- **Исходный текст**:
= = = = = = =
«Добровольцем? – пролепетал я. – Меня вызвали в канцелярию сорок восемь часов назад и приказали встретиться с Фаупелем в Саламанке. Тогда я впервые об этом услышал. Я не говорю по-испански и плохо по-французски, и вряд ли сумею выбраться. Они сразу же схватят меня. Фродель, здесь должна быть какая-то ошибка. Сядьте где-нибудь и позвоните в Берлин, мы сможем все выяснить». Фродель пожал плечами: «Не получится, герр доктор, у меня строгий приказ. Попробуйте сохранять спокойствие, посмотрим, что будет. Я такое уже видел. Куда ни посмотришь, ничего, кроме гадостей».
Что за способ убить человека? Я видел, как работает их мозг. Все тщательно скрыто, и надоедливый Ханфштангль убран с дороги. Я практически видел заголовок в Völkischer Beobachter. «Глава отдела иностранной прессы Ханфштангль погиб, выполняя секретное задание», после чего, вероятно, следовал бы хвалебный некролог. Все мило, аккуратно, с сожалением – и конец. Третий человек снова появился в кабине, и Фродель попросил меня пройти в салон.
Спустя примерно полчаса из одного из моторов донесся стук. Фродель сразу же сбавил обороты. Нас кинуло вперед. «Что-то не так, – прокричал Фродель, многозначительно посмотрев на меня. – Я должен посадить самолет и посмотреть, в чем дело». Я вполголоса благословил его. Все еще оставался шанс. Мы приземлились на небольшом аэродроме, окруженном соснами. Это оказался Вальдполенц, недалеко от Лейпцига.
= = = = = = =
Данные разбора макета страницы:
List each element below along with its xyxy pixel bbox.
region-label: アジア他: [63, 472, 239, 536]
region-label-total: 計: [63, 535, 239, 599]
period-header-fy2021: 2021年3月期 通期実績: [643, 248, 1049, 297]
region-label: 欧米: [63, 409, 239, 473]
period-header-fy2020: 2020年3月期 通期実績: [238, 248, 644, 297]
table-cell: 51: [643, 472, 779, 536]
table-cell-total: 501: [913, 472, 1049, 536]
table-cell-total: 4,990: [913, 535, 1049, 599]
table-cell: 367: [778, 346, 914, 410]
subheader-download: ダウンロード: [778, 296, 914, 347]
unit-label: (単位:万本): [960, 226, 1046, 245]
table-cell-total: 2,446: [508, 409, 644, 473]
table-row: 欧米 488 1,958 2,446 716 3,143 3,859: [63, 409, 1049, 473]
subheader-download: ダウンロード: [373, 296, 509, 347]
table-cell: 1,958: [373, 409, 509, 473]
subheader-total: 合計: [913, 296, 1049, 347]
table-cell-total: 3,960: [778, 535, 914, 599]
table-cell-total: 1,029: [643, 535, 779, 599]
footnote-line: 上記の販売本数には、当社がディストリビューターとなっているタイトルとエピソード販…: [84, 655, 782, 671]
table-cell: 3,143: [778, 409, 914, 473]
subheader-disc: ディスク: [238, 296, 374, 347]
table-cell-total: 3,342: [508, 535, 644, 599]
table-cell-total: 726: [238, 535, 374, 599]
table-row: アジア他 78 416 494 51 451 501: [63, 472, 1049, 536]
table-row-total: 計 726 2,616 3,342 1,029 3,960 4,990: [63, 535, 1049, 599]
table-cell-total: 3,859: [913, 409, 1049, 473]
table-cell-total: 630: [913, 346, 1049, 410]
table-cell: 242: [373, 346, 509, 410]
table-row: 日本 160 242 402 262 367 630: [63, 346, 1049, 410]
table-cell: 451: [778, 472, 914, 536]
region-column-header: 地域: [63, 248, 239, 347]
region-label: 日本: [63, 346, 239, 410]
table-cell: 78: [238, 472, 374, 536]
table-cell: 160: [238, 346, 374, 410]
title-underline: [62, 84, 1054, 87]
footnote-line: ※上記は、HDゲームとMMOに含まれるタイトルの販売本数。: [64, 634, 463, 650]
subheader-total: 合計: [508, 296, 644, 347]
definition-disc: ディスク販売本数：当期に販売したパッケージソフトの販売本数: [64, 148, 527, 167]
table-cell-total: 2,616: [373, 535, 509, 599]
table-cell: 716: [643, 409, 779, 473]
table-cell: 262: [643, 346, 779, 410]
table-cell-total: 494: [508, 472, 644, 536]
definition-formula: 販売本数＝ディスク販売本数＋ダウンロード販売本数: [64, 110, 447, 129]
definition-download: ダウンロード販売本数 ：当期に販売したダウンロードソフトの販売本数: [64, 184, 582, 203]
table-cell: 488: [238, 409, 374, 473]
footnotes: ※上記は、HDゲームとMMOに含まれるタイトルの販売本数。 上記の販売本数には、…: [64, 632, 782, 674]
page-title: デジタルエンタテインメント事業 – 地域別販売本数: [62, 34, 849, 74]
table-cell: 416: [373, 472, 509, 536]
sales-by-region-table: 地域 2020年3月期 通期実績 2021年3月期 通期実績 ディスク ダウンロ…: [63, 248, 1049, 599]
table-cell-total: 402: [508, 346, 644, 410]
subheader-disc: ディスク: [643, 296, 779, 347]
= = = = = = =
- **Ваши задания**:
a – Ответьте по отрывку о полёте:
(i) В каком городе рассказчику приказали встретиться с Фаупелем?
(ii) Какой заголовок в Völkischer Beobachter представил себе рассказчик?
(iii) Как назывался аэродром, на котором приземлился самолет?
b – Продолжите отрывок о полёте, начав сразу после его последнего предложения.

- **Ваши ответы**:
a –
(i) В Саламанке.
(ii) «Глава отдела иностранной прессы Ханфштангль погиб, выполняя секретное задание».
(iii) Вальдполенц.

b –
Место казалось практически заброшенным. Не было видно ни одного техника. Возможно, они закончили работу в этот день, и Фродель пошел искать коменданта. Мои попутчики казались совершенно сбитыми с толку таким поворотом событий и не знали, что делать дальше. В этом я увидел свой шанс. Это было очень в духе Третьего рейха. Приказ есть приказ, он не допускает никакой свободы. Если вам не удается его выполнить, нужно ждать новых приказов. Вероятно, они получили лишь простейшие инструкции, и даже у типа из гестапо, наверное, сложилось впечатление, что он был там, только чтобы помочь выполнить рискованное, но совершенно конкретное задание. Мы нашли кафе, и я заказал всем выпить в надежде выиграть время. Фродель присоединился к нам, сказав, что нет никакой надежды починить мотор до следующего дня и что комендант может через двадцать минут дать нам машину, которая доставит нас в Лейпциг, где можно переночевать. Я подумал о виденных мною густых лесах и посмотрел на гестаповца. Я должен был выбраться отсюда любой ценой.
Извинившись и сославшись на воздушную болезнь, я оставил их. Я чувствовал, что должен сообщить кому-нибудь о ситуации, в которой оказался, и, воспользовавшись общим замешательством, решил рискнуть, подошел к телефонной кабинке и позвонил в свой офис в Берлине. К счастью, офис работал допоздна из-за запросов прессы, и моя секретарша фрау фон Хаусбергер все еще была на месте. Я сказал испуганной женщине, что попал в западню, но что вынужден играть в эту игру некоторое время и попытаюсь позвонить ей снова, как только смогу. Она смогла сообщить мне, что несколько иностранных корреспондентов спрашивали, где я буду отмечать свой пятидесятый день рождения, и, не зная этого, она позвонила Видеману. Он посоветовал ей сказать, что я буду «в лоне семьи в Уффинге».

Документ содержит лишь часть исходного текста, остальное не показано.